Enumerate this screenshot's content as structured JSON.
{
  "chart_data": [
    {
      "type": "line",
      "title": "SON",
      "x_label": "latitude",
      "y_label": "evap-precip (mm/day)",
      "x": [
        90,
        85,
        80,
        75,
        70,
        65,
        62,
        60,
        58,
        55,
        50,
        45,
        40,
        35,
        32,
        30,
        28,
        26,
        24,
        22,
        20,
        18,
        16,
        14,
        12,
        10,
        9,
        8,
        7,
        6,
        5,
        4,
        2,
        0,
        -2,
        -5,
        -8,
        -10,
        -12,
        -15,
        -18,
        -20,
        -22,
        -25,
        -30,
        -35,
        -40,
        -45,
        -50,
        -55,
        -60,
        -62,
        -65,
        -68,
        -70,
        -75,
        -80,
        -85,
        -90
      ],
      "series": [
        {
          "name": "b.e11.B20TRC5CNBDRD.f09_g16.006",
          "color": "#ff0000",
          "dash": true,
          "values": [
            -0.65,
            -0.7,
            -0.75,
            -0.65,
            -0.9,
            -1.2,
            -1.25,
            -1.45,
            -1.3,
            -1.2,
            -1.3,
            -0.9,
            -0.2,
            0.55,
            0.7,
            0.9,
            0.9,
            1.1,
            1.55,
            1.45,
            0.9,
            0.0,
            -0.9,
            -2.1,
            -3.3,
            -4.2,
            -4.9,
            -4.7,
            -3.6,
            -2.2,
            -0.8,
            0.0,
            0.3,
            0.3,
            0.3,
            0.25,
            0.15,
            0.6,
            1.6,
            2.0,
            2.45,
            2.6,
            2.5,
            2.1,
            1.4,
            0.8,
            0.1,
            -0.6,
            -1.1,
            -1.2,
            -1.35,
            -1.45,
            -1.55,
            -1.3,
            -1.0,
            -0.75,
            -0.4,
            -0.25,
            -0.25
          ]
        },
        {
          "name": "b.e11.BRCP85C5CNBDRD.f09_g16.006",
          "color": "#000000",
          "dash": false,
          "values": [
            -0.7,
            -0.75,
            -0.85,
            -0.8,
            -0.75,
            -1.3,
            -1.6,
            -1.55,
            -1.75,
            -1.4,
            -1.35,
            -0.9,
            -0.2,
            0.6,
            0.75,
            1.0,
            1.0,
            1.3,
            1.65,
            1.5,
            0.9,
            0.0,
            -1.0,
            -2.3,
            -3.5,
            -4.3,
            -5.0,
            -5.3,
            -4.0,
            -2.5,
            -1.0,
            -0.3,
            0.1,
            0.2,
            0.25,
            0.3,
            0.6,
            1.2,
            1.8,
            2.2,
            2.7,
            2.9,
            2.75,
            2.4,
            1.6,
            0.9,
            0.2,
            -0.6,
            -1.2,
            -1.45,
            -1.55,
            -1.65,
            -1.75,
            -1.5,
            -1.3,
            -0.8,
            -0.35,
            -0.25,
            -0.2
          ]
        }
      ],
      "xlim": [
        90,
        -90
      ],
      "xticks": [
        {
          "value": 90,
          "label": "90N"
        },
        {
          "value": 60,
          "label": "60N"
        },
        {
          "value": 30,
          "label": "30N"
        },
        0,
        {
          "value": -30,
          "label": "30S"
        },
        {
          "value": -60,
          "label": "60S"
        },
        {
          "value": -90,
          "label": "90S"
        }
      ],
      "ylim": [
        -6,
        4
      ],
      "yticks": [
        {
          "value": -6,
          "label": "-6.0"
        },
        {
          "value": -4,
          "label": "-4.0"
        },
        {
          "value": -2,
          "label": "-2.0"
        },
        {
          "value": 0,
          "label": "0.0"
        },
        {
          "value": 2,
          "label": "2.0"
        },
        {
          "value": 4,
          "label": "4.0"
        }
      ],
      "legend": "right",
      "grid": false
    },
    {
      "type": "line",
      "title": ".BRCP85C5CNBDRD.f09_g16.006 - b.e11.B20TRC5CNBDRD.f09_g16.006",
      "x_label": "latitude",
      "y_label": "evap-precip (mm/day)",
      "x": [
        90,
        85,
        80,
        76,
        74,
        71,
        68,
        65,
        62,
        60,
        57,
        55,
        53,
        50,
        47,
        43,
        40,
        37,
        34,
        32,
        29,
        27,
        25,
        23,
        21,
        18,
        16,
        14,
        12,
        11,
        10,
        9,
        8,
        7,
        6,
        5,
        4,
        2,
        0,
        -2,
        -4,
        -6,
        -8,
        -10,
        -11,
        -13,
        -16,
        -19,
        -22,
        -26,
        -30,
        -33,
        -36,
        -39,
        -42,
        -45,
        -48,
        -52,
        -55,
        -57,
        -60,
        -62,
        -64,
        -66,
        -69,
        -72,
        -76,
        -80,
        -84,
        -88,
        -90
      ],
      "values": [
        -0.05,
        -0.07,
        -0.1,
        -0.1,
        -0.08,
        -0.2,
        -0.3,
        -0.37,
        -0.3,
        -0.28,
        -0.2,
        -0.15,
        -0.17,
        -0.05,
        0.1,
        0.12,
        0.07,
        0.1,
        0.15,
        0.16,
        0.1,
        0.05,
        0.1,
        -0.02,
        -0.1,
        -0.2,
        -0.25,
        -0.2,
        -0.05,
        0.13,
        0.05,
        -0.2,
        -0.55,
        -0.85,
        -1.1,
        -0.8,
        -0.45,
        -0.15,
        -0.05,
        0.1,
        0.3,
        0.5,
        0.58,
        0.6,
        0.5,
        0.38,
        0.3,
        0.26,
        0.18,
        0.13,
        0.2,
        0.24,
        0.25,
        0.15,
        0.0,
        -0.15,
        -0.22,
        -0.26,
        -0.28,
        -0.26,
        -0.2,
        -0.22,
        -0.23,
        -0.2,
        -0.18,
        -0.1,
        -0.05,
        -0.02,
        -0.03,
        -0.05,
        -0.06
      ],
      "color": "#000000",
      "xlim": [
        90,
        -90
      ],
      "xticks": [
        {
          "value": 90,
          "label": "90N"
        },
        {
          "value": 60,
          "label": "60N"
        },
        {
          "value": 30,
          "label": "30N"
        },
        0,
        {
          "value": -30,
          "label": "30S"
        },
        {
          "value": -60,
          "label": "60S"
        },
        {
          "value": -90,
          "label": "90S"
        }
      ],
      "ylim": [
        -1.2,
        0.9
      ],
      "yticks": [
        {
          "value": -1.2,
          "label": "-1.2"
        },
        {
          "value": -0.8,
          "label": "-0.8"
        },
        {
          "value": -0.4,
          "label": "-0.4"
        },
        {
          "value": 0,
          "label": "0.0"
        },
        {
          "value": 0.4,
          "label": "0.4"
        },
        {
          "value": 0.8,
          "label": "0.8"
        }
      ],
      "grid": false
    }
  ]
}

--------------------------------

_Given problem_
Gather every line from the listing above in which "color" appears, and copy those lines.

_Exercise answer_
          "color": "#ff0000",
          "color": "#000000",
      "color": "#000000",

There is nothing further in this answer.